**Tugas yang Diberikan**
Ubah catatan mulai dari baris pertama sampai baris yang memuat "page-menu-button[interactable]: Page bbox=[427, 58, 471, 78]" (keduanya termasuk) menjadi tabel Markdown dengan kolom No untuk nomor urut dan kolom Baris untuk isi tiap baris. Lewati baris yang kosong.

Entri dari sebuah kumpulan data:
• • •

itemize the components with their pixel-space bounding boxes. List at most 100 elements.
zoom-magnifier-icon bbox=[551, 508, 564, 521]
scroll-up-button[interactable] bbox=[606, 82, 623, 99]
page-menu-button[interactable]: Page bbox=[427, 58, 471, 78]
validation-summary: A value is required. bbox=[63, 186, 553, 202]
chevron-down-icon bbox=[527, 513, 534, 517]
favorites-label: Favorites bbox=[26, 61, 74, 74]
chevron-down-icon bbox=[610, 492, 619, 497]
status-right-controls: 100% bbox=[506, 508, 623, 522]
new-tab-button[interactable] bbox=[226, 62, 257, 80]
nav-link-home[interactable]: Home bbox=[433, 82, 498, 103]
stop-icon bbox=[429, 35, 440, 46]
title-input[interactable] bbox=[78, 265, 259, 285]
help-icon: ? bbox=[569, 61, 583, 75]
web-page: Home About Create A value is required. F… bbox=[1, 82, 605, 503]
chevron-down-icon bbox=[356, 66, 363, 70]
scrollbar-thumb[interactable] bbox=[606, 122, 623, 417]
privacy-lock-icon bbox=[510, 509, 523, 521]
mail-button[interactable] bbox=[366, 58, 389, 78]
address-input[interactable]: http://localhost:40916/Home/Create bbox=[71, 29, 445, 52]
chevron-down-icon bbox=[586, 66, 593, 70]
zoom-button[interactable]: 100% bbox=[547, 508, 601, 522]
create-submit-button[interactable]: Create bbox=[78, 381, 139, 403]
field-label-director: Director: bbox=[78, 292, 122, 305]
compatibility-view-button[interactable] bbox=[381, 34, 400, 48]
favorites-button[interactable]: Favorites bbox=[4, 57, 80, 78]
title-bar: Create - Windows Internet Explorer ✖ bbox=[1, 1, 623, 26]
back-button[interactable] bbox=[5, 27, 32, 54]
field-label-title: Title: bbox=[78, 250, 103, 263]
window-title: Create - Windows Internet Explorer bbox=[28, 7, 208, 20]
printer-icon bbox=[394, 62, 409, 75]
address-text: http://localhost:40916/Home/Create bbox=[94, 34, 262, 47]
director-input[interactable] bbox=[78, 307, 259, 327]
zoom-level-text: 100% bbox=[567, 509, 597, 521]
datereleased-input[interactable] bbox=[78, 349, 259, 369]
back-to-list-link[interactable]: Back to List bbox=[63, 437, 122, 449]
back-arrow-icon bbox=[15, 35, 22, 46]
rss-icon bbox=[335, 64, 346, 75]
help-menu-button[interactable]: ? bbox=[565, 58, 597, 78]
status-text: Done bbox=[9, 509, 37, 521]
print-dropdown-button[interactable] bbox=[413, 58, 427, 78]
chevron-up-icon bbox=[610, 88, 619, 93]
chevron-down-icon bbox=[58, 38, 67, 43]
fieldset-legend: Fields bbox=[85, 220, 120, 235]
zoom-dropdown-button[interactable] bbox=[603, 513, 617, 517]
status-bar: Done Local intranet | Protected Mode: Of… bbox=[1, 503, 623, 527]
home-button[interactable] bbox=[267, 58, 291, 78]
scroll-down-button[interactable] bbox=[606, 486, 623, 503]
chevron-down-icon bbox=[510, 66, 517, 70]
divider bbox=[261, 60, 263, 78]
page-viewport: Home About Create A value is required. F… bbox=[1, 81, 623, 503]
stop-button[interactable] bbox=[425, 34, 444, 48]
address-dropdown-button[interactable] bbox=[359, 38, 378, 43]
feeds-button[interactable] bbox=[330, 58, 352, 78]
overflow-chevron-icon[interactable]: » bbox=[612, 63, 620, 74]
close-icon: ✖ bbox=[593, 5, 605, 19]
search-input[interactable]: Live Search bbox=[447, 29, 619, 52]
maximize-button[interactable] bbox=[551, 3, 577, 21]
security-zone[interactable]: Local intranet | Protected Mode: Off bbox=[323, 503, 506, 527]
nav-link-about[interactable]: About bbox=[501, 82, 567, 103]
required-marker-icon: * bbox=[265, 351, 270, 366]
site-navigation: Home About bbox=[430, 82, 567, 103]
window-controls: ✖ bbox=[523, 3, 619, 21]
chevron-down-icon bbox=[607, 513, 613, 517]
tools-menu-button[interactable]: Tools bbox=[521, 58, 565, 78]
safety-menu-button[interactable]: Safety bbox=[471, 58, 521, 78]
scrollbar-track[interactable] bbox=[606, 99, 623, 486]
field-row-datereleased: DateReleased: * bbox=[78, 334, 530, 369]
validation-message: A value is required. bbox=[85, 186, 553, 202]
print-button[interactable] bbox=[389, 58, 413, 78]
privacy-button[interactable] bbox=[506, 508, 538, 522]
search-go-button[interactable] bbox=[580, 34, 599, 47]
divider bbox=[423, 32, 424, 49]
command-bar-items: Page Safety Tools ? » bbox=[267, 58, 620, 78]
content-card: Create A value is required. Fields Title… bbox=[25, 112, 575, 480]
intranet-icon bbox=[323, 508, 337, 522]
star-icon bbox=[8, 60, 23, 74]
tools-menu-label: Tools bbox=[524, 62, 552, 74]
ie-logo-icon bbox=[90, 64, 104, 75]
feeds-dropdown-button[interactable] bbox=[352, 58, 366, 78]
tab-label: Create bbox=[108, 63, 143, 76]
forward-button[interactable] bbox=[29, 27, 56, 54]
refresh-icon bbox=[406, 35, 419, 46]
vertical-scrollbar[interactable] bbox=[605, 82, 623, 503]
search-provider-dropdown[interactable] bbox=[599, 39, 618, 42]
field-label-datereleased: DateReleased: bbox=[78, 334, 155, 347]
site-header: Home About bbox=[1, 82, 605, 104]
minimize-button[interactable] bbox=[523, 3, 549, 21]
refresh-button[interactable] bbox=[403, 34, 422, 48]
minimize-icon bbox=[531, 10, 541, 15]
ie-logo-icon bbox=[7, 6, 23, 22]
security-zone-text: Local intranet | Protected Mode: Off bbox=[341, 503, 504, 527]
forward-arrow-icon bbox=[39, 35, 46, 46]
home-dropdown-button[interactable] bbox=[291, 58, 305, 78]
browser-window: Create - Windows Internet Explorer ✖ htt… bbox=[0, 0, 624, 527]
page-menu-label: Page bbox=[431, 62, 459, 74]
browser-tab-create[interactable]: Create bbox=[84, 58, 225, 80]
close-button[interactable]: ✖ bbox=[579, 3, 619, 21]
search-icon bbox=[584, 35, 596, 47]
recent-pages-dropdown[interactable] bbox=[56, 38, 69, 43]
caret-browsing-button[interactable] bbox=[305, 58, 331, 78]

• • •

**Penyelesaian Soal**
| No | Baris |
|---|---|
| 1 | itemize the components with their pixel-space bounding boxes. List at most 100 elements. |
| 2 | zoom-magnifier-icon bbox=[551, 508, 564, 521] |
| 3 | scroll-up-button[interactable] bbox=[606, 82, 623, 99] |
| 4 | page-menu-button[interactable]: Page bbox=[427, 58, 471, 78] |